Sheehan: Trout’s Peak Compares To All-Time Greats Like Mays, Mantle & Cobb

Image credit: Mike Trout (Photo by Brace Hemmelgarn/Getty Images)

Christian Yelich hit .290/.369/.432 with 15 steals a year and strong outfield defense in his five seasons with the Marlins. He was a star back then, even if no one knew it because of the team for which he played.

After joining the Brewers in 2018, Yelich went on to win the National League MVP behind a massive second-half power surge, and he has continued to hit for power in 2019.

Through the end of June, Yelich had hit .328/.425/.704 with a major league-leading 29 home runs. He had tacked on 18 steals for good measure.

In the last calendar year, Yelich hit .343/.430/.704 with 54 homers and 30 steals. It’s an incredible stretch of play that could win Yelich back-to-back MVPs.

It’s also what Mike Trout does all the time.

Over that same stretch, Trout has hit .300/.454/.607, a slash line that doesn’t match Yelich’s, but is closer than it looks after accounting for each player’s home ballpark. Yelich’s weighted runs created plus—or wRC+, a park-adjusted offensive index—is 189 in that span; Trout’s is 180. Trout also edges Yelich in terms of defensive value. While Yelich plays all three outfield positions well, he’s primarily a corner outfielder. Trout, on the other hand, is a plus defensive center fielder.

Boil it down and we’re putting Yelich on the cover—and deservedly so—for playing like Trout for a year.

More to the point, Trout has been playing at this level since Yelich was a top 15 overall prospect. The best stretch of Yelich’s life has him as roughly a 10-win player over a 162-game span, according to the wins above replacement (WAR) calculations at Trout already has two individual 10-win seasons, plus two others at 9.7 and 9.8 that could be reasonably rounded up to 10.

Trout has won American League MVP awards in 2014 and 2016. He has finished runner-up four other times, meaning he could have six MVP trophies without much exaggeration. He led the AL in WAR for five straight seasons from 2012 to 2016, and only in his injury-marred 2017 was he worse than one of the two best players in the AL.

In Trout’s career, the AL MVP has either been Mike Trout or The Guy Who Was About As Good As Mike Trout And Had a Better Story. This year, Trout leads the AL in WAR again, though the vagaries of voting and his mediocre teammates may cost him the MVP award.

- TASK REQUIREMENTS:
According to the article on Mike Trout, in which years did Trout win the American League MVP award? The records below come from a separate source, unrelated to the text above.

- SUPPLIED ENTRIES:

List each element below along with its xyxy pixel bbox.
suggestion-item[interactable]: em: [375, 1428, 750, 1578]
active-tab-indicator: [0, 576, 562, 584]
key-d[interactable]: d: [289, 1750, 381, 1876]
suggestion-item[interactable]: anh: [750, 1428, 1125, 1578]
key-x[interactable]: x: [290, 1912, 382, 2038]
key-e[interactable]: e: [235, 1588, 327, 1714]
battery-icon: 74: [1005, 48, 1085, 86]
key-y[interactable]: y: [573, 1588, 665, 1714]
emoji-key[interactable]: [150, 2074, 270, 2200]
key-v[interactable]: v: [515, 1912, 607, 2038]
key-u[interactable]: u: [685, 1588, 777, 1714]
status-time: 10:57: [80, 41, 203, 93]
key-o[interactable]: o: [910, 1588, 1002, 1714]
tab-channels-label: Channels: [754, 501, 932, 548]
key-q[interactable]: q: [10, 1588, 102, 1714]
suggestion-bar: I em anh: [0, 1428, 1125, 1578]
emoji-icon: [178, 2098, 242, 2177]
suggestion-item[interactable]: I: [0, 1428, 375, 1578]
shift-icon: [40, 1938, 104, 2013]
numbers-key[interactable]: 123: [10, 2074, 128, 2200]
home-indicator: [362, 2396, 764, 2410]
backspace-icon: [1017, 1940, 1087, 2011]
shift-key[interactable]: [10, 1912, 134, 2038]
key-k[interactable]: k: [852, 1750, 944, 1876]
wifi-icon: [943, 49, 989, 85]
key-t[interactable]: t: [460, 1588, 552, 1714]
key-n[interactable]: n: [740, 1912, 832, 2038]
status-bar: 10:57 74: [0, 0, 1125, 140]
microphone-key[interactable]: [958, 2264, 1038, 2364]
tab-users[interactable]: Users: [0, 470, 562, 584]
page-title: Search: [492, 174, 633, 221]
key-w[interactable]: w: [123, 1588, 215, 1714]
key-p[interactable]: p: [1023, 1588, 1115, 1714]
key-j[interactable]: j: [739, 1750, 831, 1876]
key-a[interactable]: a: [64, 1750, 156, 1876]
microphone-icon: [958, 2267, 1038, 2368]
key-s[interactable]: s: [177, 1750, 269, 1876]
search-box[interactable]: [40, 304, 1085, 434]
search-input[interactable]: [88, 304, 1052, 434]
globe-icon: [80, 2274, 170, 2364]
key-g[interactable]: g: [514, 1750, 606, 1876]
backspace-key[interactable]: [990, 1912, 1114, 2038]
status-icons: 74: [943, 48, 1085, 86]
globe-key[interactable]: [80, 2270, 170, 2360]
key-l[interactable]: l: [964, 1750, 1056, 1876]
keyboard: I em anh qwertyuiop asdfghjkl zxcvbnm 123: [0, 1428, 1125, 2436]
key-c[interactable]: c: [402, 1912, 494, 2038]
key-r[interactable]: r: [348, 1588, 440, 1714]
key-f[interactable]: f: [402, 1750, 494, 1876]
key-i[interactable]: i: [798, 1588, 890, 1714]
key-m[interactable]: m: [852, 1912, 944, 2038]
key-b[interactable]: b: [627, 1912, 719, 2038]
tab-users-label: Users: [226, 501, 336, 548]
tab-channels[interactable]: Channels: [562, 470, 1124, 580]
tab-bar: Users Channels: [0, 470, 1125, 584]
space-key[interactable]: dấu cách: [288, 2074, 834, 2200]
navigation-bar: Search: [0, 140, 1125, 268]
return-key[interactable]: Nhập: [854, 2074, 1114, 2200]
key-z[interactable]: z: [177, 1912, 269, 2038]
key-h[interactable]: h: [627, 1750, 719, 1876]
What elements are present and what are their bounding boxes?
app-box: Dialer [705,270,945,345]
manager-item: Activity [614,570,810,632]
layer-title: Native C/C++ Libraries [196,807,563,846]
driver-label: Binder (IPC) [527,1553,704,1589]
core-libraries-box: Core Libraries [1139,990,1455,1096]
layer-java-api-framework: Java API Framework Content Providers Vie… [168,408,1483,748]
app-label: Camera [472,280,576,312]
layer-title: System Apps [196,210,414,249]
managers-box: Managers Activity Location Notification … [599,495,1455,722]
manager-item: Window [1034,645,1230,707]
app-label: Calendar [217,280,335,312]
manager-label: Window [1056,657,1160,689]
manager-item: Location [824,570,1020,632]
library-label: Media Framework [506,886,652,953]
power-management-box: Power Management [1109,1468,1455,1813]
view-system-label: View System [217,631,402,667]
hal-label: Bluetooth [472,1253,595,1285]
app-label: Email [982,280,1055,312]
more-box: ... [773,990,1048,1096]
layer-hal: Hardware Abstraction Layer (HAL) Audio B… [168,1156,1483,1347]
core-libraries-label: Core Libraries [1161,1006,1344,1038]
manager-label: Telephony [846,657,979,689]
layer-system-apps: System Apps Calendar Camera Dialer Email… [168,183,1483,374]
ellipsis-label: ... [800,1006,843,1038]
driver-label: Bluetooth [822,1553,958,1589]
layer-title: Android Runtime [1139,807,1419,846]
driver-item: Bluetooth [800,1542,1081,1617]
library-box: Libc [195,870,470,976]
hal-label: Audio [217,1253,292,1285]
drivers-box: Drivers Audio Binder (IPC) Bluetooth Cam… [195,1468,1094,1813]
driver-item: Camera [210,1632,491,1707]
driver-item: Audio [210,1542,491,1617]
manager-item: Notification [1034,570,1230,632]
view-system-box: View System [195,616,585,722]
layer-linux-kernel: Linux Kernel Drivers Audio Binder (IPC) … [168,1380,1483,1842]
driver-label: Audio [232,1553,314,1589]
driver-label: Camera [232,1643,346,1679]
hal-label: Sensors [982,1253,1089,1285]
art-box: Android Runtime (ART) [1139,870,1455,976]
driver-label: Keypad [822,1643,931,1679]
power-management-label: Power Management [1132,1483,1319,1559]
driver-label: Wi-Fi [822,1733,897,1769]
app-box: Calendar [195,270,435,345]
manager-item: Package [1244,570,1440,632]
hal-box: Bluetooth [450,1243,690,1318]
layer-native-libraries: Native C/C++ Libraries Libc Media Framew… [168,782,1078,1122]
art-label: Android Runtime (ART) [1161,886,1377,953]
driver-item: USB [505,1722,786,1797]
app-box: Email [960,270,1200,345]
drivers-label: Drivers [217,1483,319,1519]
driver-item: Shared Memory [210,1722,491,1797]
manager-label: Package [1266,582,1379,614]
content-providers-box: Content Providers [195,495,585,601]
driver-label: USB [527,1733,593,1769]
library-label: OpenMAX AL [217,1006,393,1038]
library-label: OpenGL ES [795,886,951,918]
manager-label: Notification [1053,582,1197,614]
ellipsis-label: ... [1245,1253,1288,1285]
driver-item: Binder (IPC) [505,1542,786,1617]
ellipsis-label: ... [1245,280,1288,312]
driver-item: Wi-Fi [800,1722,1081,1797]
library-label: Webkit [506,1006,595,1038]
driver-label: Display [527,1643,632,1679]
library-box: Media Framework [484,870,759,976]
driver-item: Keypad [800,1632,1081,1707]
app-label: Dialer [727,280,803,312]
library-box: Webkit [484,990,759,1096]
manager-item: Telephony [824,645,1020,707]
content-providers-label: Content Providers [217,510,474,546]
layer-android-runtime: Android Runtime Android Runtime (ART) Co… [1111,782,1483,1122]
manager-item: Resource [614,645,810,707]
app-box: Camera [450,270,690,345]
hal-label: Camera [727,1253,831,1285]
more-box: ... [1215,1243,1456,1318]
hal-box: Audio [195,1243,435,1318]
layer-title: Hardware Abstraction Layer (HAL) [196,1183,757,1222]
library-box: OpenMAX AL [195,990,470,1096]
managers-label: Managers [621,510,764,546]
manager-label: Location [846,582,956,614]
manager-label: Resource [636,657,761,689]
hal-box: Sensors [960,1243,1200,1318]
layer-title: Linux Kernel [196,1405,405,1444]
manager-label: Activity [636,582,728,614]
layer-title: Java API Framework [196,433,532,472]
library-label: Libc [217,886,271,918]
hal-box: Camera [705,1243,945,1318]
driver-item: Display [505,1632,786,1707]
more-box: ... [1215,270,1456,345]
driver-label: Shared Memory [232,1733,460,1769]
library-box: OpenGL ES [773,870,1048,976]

- SOLUTION TO THIS EXERCISE:
2014 and 2016.